# start of Records supplied
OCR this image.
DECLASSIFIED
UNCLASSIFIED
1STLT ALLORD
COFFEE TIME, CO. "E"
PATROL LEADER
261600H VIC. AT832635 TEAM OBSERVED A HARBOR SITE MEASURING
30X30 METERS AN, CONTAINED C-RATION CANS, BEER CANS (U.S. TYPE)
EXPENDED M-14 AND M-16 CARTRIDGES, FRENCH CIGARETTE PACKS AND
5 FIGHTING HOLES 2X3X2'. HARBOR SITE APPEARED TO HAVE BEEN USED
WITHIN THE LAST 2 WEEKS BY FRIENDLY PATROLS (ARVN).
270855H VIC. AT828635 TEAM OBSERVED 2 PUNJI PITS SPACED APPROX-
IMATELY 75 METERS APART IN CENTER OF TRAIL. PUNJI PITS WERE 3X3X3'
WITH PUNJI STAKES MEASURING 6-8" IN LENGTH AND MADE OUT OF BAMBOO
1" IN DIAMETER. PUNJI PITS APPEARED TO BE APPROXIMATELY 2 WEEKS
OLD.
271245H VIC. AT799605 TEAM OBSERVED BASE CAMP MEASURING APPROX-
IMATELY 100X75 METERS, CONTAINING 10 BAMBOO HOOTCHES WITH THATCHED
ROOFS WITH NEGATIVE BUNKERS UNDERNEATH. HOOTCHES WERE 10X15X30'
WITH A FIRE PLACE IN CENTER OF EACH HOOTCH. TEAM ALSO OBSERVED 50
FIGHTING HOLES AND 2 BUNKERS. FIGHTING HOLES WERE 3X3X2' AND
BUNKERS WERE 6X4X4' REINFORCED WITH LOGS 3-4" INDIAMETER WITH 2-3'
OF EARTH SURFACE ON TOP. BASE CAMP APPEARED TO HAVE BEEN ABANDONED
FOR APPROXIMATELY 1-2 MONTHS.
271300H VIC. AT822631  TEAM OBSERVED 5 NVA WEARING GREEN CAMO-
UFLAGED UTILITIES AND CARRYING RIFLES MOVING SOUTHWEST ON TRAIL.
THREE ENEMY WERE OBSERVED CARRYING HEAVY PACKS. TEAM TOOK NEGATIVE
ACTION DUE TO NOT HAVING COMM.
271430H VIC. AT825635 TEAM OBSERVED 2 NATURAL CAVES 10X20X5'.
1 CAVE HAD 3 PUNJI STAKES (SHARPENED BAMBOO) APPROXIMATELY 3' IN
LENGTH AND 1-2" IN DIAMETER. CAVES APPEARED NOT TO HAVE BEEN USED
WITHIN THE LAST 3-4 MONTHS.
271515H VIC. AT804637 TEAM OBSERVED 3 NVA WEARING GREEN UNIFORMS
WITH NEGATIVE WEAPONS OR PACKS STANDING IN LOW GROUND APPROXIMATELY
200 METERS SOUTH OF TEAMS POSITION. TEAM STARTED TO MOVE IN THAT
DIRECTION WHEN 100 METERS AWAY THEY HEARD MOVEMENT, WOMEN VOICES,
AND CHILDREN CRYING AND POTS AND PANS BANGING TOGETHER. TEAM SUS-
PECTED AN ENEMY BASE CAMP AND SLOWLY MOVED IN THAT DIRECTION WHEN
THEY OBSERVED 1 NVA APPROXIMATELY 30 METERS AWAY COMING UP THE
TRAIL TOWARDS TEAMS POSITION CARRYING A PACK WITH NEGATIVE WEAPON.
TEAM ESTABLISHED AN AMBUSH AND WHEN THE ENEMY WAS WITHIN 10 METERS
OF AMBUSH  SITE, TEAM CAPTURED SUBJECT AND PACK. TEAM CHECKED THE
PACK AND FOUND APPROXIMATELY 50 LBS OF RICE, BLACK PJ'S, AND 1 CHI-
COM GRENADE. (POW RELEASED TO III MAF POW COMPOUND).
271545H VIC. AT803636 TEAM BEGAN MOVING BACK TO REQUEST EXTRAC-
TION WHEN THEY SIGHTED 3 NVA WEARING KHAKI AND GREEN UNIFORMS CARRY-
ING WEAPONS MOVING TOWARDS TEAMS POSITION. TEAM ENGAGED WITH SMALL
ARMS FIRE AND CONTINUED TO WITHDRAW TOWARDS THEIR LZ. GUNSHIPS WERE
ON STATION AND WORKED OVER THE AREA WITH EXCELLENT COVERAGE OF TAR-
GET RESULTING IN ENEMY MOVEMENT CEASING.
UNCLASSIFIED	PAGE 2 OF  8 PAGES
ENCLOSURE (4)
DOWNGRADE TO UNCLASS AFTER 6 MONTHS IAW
# end of Records supplied
▶ **Do this**: In the records above, locate the lines holding the word "NEGATIVE". Copy each of them.

▶ **Exercise response**:
ROOFS WITH NEGATIVE BUNKERS UNDERNEATH. HOOTCHES WERE 10X15X30'
THREE ENEMY WERE OBSERVED CARRYING HEAVY PACKS. TEAM TOOK NEGATIVE
WITH NEGATIVE WEAPONS OR PACKS STANDING IN LOW GROUND APPROXIMATELY
TRAIL TOWARDS TEAMS POSITION CARRYING A PACK WITH NEGATIVE WEAPON.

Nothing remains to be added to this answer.